Give back all of the records underneath exactly, with no omissions.
***** INPUT FOR THIS TASK
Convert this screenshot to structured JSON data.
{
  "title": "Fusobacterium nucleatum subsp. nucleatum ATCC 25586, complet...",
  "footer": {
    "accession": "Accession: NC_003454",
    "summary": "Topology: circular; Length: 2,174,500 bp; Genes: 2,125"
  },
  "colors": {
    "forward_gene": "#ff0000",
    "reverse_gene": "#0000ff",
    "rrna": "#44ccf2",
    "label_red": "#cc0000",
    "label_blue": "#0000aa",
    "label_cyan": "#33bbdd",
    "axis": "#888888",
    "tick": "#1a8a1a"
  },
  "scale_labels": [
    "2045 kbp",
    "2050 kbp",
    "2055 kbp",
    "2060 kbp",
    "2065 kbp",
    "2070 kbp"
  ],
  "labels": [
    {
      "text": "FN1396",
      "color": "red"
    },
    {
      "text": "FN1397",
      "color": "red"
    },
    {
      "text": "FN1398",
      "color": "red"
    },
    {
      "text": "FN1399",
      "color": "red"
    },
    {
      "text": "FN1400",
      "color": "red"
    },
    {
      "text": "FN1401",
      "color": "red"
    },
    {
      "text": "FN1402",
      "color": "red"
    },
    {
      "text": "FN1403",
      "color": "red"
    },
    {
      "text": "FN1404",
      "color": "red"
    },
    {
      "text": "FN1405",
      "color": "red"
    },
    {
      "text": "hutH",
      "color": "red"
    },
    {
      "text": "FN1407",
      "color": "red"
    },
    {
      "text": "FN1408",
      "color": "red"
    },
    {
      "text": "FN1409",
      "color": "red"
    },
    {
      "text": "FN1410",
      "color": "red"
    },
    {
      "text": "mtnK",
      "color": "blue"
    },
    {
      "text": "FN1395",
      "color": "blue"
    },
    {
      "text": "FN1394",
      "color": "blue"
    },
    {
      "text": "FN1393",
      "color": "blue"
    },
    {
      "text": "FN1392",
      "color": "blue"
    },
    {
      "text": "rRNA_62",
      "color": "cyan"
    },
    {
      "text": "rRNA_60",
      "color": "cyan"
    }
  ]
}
**********
§ **THE COMPLETED TASK**:
Convert this screenshot to structured JSON data.
{
  "title": "Fusobacterium nucleatum subsp. nucleatum ATCC 25586, complet...",
  "footer": {
    "accession": "Accession: NC_003454",
    "summary": "Topology: circular; Length: 2,174,500 bp; Genes: 2,125"
  },
  "colors": {
    "forward_gene": "#ff0000",
    "reverse_gene": "#0000ff",
    "rrna": "#44ccf2",
    "label_red": "#cc0000",
    "label_blue": "#0000aa",
    "label_cyan": "#33bbdd",
    "axis": "#888888",
    "tick": "#1a8a1a"
  },
  "scale_labels": [
    "2045 kbp",
    "2050 kbp",
    "2055 kbp",
    "2060 kbp",
    "2065 kbp",
    "2070 kbp"
  ],
  "labels": [
    {
      "text": "FN1396",
      "color": "red"
    },
    {
      "text": "FN1397",
      "color": "red"
    },
    {
      "text": "FN1398",
      "color": "red"
    },
    {
      "text": "FN1399",
      "color": "red"
    },
    {
      "text": "FN1400",
      "color": "red"
    },
    {
      "text": "FN1401",
      "color": "red"
    },
    {
      "text": "FN1402",
      "color": "red"
    },
    {
      "text": "FN1403",
      "color": "red"
    },
    {
      "text": "FN1404",
      "color": "red"
    },
    {
      "text": "FN1405",
      "color": "red"
    },
    {
      "text": "hutH",
      "color": "red"
    },
    {
      "text": "FN1407",
      "color": "red"
    },
    {
      "text": "FN1408",
      "color": "red"
    },
    {
      "text": "FN1409",
      "color": "red"
    },
    {
      "text": "FN1410",
      "color": "red"
    },
    {
      "text": "mtnK",
      "color": "blue"
    },
    {
      "text": "FN1395",
      "color": "blue"
    },
    {
      "text": "FN1394",
      "color": "blue"
    },
    {
      "text": "FN1393",
      "color": "blue"
    },
    {
      "text": "FN1392",
      "color": "blue"
    },
    {
      "text": "rRNA_62",
      "color": "cyan"
    },
    {
      "text": "rRNA_60",
      "color": "cyan"
    }
  ]
}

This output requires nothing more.